-- JOB --
Duplicate the passage of the long weekend text between "A long weekend" and "Thursday or Monday).", inclusive.

-- EXCERPTED TEXT --
# # # #
A long weekend is a weekend that is at least three days long (i.e. a three-day weekend), due to a public or unofficial holiday occurring on either the following Monday or preceding Friday.

Many countries also have four-day weekends, in which two days adjoining the weekend are holidays. Examples are Good Friday / Easter Monday, and Christmas Day / Boxing Day (e.g. when Christmas Day occurs on a Thursday or Monday).

Four day "bridge" weekends 
In many countries, when a lone holiday occurs on a Tuesday or a Thursday, the day between the holiday and the weekend may also be designated as a holiday, set to be a movable or floating holiday, or work/school may be interrupted by consensus unofficially. This is typically referred to by a phrase involving "bridge" in many languages; for example in some Spanish-speaking countries the term is puente ("bridge") or simply "fin de semana largo".

Four-day bridge weekends are commonplace in non-English speaking countries, but there are only a couple of examples in English-speaking countries:

In the United States, the fourth Thursday of November is Thanksgiving; but the adjacent Friday is a non-working day for most or all staff in many organizations.
# # # #
-- GIVEN MATERIAL --
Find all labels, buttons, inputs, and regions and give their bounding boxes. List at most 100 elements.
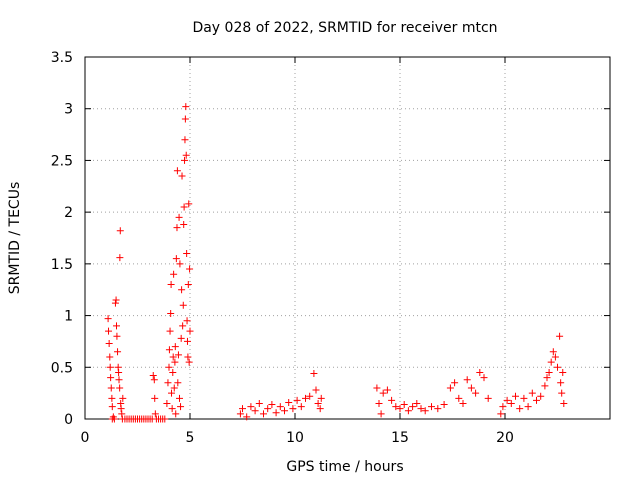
# # # #
-- COMPLETED TASK --
A long weekend is a weekend that is at least three days long (i.e. a three-day weekend), due to a public or unofficial holiday occurring on either the following Monday or preceding Friday.

Many countries also have four-day weekends, in which two days adjoining the weekend are holidays. Examples are Good Friday / Easter Monday, and Christmas Day / Boxing Day (e.g. when Christmas Day occurs on a Thursday or Monday).